• _Work to complete_: From the records, pick out and copy each line containing "kind".
====
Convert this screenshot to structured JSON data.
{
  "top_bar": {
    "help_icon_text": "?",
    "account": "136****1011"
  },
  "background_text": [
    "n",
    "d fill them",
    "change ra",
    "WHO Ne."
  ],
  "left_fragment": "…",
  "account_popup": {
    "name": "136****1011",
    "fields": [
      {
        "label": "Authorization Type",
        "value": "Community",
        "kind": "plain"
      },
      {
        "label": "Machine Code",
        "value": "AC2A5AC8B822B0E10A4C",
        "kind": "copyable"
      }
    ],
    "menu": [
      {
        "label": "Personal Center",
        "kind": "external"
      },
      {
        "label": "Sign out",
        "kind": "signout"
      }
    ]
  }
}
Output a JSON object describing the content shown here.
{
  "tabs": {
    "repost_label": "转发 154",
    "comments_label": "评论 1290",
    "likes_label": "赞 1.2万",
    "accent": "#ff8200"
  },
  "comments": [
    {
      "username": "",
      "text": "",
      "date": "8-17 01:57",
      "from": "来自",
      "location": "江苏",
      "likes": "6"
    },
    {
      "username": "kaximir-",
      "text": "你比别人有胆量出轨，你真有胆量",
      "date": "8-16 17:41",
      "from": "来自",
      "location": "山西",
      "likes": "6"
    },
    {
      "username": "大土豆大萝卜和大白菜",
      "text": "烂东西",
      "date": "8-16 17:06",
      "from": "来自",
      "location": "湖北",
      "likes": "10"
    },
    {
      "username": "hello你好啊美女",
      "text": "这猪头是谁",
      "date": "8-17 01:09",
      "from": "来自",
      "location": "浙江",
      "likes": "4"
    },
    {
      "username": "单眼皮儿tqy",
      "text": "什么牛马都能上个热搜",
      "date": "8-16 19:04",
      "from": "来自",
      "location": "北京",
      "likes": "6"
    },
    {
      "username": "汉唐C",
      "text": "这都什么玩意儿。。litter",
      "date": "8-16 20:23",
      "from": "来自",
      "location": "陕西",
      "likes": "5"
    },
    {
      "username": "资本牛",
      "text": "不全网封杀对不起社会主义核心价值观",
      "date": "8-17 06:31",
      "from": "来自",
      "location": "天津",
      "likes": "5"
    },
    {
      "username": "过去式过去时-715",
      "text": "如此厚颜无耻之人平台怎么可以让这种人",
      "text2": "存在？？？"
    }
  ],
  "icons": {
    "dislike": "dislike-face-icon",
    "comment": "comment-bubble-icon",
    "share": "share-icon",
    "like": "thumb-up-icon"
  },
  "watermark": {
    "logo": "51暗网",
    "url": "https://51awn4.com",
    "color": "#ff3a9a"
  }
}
====
• _Response to the task_:
        "kind": "plain"
        "kind": "copyable"
        "kind": "external"
        "kind": "signout"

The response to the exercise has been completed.